* **STATED GOAL**
Can you find the lines of the listing that include "IntroScan" and copy every one?

begin RECORD EXCERPTS

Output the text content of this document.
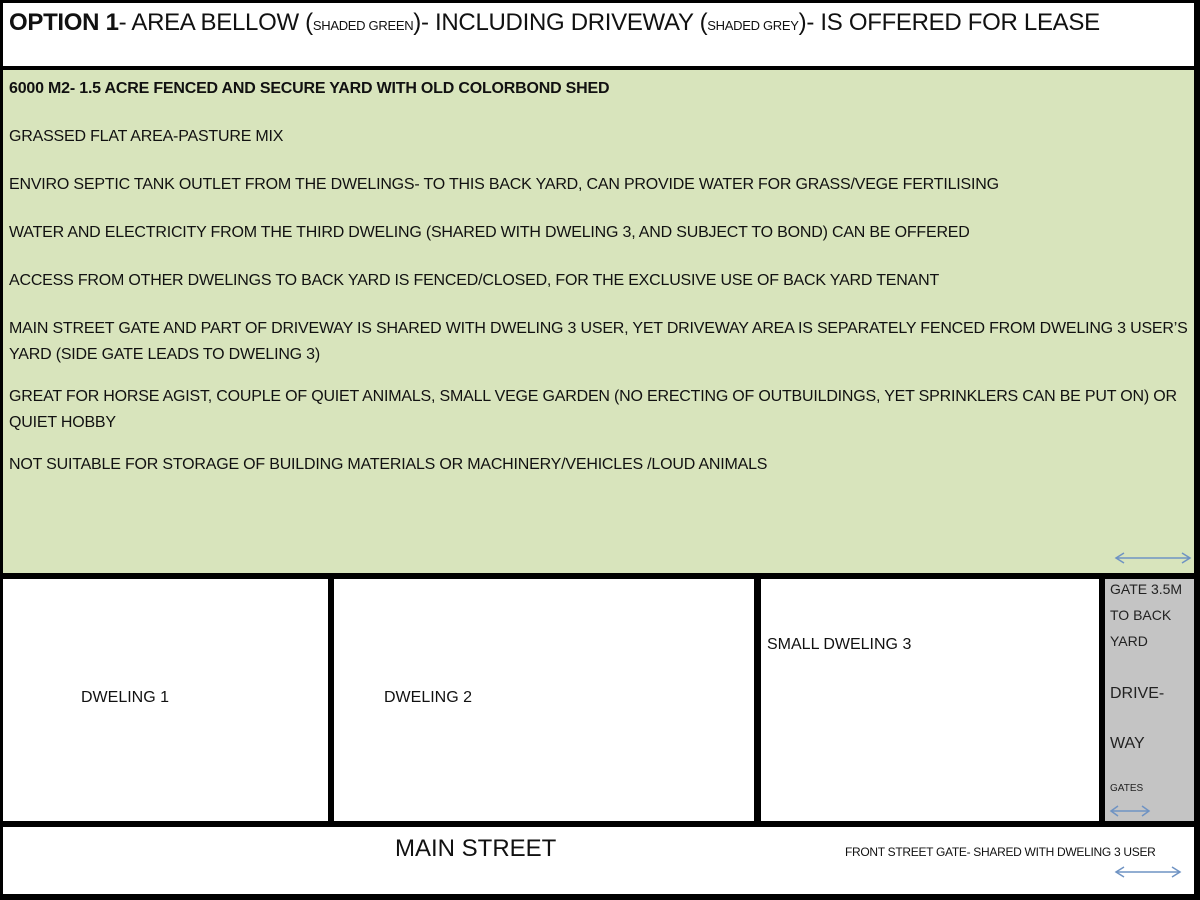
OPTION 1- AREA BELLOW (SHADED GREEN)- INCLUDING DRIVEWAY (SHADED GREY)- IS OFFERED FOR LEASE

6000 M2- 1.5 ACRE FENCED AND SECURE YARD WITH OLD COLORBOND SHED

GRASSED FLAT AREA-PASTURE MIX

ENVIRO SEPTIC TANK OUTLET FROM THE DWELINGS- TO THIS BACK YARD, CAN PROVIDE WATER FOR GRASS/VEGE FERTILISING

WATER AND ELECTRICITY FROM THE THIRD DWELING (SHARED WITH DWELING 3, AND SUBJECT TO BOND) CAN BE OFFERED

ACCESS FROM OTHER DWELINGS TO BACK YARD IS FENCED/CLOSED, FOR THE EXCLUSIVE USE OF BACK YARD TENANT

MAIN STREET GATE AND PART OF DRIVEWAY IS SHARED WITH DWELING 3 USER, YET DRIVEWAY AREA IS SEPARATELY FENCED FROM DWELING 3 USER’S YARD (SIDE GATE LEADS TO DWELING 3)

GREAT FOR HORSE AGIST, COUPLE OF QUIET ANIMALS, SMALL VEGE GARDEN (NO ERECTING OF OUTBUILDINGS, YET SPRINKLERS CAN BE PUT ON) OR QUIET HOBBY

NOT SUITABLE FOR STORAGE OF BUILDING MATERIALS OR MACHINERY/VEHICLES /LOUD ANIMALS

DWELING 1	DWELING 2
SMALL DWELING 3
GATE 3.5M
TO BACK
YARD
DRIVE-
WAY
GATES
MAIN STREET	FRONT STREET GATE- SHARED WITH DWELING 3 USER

end RECORD EXCERPTS
begin RECORD EXCERPTS

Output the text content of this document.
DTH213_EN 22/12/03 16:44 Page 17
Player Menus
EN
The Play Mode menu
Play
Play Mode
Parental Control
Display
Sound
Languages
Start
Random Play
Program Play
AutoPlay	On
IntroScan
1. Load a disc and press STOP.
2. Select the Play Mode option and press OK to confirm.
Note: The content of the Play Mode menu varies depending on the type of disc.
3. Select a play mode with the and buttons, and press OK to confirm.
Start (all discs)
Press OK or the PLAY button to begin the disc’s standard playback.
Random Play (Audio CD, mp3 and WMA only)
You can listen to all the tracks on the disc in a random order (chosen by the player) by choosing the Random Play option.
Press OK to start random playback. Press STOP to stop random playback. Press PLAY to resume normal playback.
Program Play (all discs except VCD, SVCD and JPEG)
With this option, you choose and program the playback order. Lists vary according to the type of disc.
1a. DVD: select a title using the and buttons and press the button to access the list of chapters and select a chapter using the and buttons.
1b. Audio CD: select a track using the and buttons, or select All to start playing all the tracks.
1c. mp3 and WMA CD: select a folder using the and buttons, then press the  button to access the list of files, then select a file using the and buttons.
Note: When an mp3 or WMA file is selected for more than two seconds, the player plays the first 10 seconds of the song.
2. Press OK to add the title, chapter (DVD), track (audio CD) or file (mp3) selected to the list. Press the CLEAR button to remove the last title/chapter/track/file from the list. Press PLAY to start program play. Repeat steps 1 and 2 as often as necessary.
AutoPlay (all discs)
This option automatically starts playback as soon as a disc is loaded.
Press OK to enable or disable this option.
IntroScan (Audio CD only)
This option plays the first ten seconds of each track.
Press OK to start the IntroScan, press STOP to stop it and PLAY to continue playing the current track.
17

end RECORD EXCERPTS
begin RECORD EXCERPTS

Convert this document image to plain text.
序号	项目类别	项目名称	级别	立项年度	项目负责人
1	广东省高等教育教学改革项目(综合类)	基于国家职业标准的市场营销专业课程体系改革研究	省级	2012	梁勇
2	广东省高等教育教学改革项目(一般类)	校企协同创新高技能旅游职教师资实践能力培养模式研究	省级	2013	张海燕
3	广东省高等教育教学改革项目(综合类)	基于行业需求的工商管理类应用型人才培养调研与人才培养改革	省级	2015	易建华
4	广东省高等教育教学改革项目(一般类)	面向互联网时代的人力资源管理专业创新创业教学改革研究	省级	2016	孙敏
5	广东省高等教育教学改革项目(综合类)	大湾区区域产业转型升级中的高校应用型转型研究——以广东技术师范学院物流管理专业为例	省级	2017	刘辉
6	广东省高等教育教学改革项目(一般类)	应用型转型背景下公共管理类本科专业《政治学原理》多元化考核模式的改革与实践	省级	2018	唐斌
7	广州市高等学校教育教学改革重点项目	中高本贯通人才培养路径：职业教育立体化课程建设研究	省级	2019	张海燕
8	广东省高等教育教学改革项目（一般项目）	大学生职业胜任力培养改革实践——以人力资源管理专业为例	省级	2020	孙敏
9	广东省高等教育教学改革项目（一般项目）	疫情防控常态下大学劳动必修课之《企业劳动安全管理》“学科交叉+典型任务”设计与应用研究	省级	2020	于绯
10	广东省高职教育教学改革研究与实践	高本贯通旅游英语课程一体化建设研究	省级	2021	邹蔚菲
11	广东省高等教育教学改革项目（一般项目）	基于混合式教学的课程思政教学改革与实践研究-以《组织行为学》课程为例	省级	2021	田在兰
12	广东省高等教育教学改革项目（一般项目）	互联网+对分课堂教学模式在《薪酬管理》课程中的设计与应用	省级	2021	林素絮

end RECORD EXCERPTS

* **WORKED SOLUTION**
IntroScan
IntroScan (Audio CD only)
Press OK to start the IntroScan, press STOP to stop it and PLAY to continue playing the current track.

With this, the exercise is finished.